Task to complete: Quote the data verbatim, beginning with its first line and continuing through the line containing "page-title: Age Structure", with both of those lines included.

[Bounding box entries]
########
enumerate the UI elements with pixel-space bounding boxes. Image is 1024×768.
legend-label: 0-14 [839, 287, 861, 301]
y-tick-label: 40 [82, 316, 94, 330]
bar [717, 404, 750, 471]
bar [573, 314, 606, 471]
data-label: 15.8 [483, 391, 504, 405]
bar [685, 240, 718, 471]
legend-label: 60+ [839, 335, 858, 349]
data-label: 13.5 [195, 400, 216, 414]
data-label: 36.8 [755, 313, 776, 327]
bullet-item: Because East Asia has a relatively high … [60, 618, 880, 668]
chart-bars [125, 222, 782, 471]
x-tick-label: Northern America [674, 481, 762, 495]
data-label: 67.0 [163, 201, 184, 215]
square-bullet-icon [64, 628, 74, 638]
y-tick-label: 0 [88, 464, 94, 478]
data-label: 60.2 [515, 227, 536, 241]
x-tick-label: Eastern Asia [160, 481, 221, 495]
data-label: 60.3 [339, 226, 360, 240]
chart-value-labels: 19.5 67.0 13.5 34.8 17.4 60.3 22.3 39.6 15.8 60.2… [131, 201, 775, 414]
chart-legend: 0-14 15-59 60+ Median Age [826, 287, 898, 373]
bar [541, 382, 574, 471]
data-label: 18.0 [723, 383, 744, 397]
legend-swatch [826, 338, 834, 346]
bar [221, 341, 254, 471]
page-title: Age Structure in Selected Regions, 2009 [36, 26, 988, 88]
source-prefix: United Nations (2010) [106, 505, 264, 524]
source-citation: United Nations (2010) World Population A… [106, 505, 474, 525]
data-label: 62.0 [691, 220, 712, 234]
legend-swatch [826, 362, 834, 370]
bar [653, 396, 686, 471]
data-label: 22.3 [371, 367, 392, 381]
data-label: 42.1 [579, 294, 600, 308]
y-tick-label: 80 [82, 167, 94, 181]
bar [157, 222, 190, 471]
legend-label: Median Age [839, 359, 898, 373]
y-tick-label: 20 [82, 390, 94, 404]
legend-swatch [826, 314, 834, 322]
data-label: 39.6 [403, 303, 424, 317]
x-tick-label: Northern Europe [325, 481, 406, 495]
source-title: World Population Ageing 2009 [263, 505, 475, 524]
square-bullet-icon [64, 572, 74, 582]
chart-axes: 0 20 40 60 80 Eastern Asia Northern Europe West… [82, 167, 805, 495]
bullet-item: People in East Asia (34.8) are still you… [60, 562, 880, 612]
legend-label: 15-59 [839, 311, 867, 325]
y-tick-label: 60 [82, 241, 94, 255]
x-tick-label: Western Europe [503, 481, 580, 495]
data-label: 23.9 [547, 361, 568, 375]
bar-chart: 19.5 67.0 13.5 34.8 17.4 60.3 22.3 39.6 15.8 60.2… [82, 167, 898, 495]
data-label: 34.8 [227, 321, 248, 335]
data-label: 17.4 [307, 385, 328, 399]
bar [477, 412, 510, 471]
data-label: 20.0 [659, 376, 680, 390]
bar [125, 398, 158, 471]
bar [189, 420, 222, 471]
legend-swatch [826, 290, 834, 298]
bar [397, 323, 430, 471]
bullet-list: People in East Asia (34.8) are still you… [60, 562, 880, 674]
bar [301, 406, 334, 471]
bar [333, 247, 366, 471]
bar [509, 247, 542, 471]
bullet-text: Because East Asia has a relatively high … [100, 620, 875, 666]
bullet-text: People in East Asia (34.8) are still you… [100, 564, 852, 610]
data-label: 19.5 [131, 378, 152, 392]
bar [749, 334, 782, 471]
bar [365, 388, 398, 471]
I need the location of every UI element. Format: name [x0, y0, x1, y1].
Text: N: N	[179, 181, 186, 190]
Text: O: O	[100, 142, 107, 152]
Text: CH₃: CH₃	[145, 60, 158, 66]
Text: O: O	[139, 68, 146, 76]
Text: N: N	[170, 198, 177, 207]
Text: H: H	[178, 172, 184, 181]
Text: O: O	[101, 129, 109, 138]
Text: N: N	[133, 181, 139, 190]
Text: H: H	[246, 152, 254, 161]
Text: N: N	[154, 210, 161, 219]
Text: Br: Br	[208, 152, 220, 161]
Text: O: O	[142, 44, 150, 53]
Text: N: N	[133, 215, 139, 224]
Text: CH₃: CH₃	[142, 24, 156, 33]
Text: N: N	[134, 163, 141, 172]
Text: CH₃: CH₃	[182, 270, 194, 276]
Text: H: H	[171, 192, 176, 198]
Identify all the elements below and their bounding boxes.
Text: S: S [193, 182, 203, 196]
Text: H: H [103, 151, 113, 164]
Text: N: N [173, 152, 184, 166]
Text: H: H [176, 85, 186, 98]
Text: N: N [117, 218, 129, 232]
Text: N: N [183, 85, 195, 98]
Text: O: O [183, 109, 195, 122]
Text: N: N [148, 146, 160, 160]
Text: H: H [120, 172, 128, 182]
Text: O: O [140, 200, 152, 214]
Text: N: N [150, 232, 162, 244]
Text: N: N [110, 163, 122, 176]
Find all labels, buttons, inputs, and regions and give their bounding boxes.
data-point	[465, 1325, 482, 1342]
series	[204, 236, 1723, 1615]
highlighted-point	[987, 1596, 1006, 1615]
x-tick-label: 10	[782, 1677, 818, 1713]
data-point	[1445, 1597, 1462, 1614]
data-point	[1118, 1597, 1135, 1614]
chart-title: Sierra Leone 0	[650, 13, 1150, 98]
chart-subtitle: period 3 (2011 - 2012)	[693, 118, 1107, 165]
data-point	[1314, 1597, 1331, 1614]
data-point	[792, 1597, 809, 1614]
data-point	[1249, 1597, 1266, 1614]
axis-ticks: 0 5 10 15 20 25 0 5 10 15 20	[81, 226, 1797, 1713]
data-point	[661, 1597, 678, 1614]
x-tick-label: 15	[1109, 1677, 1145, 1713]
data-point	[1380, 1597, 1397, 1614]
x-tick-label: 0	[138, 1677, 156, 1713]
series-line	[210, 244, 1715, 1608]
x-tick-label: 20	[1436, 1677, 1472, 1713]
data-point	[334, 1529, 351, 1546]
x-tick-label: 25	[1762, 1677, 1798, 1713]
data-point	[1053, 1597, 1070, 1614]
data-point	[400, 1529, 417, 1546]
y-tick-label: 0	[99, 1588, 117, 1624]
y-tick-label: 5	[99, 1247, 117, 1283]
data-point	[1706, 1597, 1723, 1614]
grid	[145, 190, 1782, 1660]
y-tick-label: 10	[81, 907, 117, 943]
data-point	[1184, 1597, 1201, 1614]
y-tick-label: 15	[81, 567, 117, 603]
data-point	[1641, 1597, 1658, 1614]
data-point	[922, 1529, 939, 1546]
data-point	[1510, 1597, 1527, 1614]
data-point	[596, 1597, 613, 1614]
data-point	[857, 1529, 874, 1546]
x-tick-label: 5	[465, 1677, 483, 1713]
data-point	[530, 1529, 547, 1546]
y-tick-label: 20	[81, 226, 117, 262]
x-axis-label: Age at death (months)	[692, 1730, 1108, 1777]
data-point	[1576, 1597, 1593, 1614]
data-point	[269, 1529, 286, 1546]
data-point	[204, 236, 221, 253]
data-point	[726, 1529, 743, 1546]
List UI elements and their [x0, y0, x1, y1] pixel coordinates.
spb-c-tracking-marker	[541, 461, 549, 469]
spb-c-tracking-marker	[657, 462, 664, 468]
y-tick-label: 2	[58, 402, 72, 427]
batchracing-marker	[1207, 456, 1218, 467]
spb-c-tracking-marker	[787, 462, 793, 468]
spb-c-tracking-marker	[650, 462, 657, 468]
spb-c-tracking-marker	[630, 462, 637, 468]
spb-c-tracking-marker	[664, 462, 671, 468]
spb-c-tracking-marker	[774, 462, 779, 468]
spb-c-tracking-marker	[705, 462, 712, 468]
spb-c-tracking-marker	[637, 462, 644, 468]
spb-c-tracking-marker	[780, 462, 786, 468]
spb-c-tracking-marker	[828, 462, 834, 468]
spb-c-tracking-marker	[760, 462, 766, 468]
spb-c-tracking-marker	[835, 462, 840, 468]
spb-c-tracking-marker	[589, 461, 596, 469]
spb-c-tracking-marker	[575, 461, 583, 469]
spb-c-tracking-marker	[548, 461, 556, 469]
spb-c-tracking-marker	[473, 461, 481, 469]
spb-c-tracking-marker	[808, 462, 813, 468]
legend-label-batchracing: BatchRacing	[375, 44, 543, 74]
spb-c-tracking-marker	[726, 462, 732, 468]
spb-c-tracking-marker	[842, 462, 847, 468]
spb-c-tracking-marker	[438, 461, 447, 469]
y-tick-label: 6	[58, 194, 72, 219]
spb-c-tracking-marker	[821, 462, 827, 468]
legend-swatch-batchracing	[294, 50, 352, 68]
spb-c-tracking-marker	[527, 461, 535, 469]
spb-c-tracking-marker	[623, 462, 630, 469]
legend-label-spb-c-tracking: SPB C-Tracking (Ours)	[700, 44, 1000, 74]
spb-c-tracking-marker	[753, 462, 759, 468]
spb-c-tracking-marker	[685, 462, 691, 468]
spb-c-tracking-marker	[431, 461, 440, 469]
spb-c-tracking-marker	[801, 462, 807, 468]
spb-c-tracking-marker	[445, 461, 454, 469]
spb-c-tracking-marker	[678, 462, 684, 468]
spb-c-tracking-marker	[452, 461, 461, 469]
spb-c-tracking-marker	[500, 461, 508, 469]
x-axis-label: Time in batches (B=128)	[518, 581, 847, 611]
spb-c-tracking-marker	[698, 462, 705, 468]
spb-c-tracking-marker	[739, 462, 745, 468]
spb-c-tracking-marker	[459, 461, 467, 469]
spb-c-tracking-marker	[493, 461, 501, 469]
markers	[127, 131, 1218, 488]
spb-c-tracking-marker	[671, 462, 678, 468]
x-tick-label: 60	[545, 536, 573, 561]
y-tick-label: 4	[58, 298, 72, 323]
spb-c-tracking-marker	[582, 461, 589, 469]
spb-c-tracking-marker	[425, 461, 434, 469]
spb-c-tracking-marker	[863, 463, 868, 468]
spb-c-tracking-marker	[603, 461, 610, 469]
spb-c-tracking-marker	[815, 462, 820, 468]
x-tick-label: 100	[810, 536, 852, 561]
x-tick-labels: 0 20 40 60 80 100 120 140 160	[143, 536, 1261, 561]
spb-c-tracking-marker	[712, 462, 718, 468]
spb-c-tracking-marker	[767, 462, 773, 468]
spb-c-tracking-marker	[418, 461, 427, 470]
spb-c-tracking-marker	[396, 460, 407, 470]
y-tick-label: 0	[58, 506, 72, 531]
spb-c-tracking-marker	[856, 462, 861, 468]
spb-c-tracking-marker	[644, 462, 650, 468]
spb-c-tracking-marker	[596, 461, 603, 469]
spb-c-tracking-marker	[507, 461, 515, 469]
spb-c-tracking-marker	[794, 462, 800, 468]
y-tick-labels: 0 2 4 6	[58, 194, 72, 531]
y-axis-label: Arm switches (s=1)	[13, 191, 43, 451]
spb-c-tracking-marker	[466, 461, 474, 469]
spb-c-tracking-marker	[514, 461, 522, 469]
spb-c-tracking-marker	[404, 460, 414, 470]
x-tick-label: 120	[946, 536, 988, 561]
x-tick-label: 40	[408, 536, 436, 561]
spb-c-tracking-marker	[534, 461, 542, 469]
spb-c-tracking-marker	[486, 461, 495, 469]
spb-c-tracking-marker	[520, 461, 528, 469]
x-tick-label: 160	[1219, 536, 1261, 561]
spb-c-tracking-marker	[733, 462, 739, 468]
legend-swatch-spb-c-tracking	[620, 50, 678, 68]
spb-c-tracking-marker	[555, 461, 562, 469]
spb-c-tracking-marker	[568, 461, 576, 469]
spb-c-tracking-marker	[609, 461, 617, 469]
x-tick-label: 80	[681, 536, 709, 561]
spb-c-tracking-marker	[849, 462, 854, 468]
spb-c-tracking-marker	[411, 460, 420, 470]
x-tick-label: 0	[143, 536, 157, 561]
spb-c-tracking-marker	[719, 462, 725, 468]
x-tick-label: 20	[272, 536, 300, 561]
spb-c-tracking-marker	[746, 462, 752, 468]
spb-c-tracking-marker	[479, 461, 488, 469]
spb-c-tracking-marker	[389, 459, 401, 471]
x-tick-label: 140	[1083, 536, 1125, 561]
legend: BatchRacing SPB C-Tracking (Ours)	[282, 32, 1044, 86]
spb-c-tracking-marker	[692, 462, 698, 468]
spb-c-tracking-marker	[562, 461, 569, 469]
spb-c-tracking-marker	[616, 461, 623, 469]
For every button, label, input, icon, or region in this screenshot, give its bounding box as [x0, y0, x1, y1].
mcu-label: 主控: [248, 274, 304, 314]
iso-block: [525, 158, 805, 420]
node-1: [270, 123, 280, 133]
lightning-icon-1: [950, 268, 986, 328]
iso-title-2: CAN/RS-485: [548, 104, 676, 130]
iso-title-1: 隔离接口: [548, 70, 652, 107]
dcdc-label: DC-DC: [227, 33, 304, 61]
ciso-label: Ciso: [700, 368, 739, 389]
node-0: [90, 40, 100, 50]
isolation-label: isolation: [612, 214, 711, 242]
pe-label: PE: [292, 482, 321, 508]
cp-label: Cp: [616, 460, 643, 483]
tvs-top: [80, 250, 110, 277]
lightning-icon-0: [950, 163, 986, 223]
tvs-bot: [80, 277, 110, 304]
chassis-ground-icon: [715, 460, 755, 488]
########
Task response:
enumerate the UI elements with pixel-space bounding boxes. Image is 1024×768.
legend-label: 0-14 [839, 287, 861, 301]
y-tick-label: 40 [82, 316, 94, 330]
bar [717, 404, 750, 471]
bar [573, 314, 606, 471]
data-label: 15.8 [483, 391, 504, 405]
bar [685, 240, 718, 471]
legend-label: 60+ [839, 335, 858, 349]
data-label: 13.5 [195, 400, 216, 414]
data-label: 36.8 [755, 313, 776, 327]
bullet-item: Because East Asia has a relatively high … [60, 618, 880, 668]
chart-bars [125, 222, 782, 471]
x-tick-label: Northern America [674, 481, 762, 495]
data-label: 67.0 [163, 201, 184, 215]
square-bullet-icon [64, 628, 74, 638]
y-tick-label: 0 [88, 464, 94, 478]
data-label: 60.2 [515, 227, 536, 241]
x-tick-label: Eastern Asia [160, 481, 221, 495]
data-label: 60.3 [339, 226, 360, 240]
chart-value-labels: 19.5 67.0 13.5 34.8 17.4 60.3 22.3 39.6 15.8 60.2… [131, 201, 775, 414]
chart-legend: 0-14 15-59 60+ Median Age [826, 287, 898, 373]
bar [541, 382, 574, 471]
data-label: 18.0 [723, 383, 744, 397]
legend-swatch [826, 338, 834, 346]
bar [221, 341, 254, 471]
page-title: Age Structure in Selected Regions, 2009 [36, 26, 988, 88]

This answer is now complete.